## TASK TO CARRY OUT
Pull each line holding the word "this" from the data.

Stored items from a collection

============================================================

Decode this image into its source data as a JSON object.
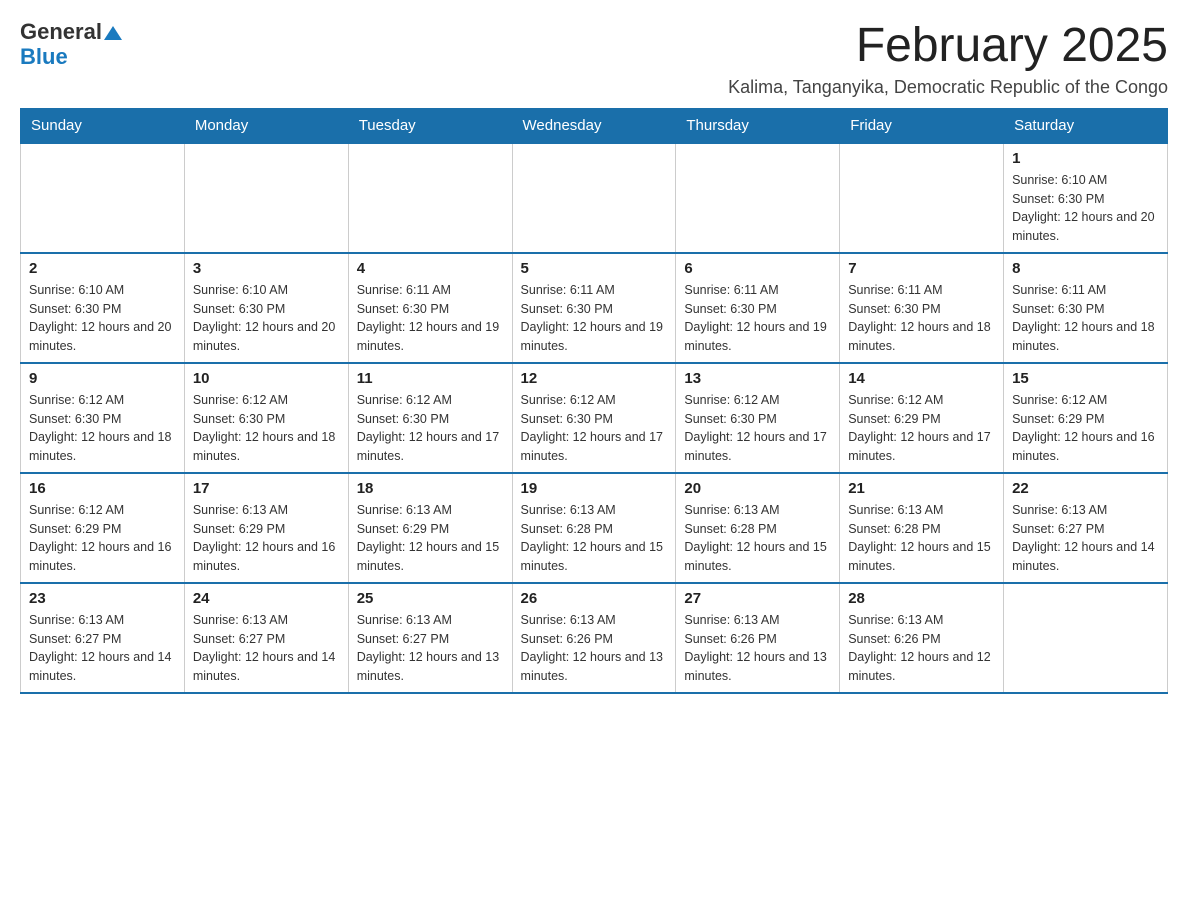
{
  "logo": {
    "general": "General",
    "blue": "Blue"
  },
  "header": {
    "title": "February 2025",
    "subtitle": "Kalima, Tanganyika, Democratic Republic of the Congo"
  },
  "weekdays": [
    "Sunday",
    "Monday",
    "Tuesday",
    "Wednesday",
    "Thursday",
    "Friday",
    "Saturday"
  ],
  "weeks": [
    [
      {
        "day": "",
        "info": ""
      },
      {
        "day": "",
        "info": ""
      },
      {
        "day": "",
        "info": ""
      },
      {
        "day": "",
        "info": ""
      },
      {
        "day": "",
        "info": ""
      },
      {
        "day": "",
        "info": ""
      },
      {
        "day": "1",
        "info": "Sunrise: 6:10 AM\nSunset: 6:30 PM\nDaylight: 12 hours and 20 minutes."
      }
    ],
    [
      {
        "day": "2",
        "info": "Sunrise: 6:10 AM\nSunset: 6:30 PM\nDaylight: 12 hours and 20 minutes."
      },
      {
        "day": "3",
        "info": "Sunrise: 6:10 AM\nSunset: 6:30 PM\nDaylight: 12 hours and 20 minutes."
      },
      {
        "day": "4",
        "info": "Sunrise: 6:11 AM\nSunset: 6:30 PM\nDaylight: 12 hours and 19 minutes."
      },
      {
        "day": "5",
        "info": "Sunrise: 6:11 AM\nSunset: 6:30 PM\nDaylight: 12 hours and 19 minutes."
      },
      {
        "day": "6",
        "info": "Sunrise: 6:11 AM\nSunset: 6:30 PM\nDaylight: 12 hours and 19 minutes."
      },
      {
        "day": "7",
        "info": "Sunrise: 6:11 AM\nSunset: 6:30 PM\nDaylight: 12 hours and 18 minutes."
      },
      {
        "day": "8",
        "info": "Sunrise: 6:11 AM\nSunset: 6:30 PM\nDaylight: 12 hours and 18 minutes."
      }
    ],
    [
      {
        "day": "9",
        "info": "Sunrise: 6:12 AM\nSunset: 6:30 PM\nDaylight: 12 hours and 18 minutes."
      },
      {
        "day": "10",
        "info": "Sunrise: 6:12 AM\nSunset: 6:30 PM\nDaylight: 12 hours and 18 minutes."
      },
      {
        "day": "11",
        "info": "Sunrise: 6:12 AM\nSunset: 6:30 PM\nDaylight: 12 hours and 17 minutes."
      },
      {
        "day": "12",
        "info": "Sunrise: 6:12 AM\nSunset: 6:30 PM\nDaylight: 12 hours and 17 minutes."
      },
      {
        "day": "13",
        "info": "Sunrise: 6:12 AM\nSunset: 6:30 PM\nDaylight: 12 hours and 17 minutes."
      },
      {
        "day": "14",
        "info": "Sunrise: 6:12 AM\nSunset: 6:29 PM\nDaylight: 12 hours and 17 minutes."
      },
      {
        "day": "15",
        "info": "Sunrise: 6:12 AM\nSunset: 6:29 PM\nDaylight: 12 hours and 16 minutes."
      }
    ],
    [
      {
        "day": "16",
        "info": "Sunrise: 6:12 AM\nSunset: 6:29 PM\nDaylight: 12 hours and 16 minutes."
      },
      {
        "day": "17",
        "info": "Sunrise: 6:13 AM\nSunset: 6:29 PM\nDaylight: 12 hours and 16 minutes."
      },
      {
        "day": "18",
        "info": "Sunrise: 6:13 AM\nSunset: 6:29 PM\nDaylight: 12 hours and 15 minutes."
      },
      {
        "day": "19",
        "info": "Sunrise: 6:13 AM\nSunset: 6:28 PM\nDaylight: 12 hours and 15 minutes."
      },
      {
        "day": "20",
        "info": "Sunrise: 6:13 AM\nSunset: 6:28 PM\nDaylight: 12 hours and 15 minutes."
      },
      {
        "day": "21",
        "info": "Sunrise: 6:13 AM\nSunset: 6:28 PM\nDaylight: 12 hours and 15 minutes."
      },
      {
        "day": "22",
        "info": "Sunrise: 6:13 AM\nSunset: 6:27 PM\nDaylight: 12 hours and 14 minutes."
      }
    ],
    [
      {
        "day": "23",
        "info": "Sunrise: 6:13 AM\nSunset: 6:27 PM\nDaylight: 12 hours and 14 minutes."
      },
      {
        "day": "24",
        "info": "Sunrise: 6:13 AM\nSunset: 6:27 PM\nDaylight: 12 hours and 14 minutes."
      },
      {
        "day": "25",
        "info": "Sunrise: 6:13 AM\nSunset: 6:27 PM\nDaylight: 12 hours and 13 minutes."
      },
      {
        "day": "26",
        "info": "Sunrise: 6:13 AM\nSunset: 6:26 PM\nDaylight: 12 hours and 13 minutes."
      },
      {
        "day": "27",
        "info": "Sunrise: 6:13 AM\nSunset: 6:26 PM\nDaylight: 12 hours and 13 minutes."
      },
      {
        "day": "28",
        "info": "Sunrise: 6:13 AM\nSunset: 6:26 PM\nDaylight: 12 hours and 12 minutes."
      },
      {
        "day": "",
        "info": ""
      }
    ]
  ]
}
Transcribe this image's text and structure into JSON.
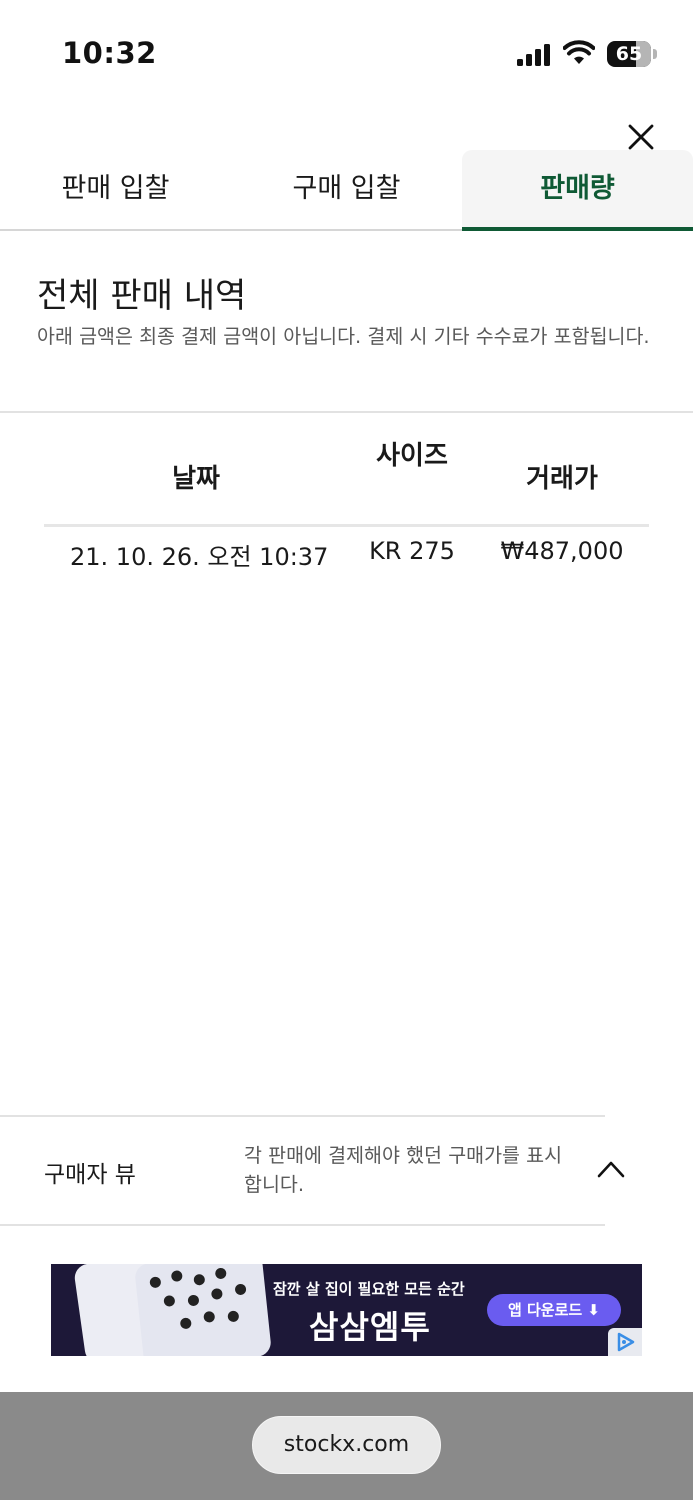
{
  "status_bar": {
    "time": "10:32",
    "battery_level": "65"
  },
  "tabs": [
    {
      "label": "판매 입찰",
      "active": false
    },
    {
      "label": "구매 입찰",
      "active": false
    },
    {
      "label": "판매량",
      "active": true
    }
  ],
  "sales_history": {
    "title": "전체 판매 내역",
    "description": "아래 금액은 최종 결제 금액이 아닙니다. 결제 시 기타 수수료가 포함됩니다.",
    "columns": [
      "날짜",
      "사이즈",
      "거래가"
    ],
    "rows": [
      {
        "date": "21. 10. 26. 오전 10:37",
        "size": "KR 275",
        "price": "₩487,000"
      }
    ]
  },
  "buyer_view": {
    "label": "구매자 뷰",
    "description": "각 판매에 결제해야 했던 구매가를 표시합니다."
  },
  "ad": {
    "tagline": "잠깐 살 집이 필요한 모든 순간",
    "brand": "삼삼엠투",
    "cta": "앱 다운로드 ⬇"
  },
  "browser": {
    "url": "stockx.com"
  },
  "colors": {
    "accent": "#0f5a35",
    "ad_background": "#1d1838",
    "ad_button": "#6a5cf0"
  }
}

============================================================

## OUTPUT
Decode this image into its source data as a JSON object.
Transcribe this image's text and structure into JSON.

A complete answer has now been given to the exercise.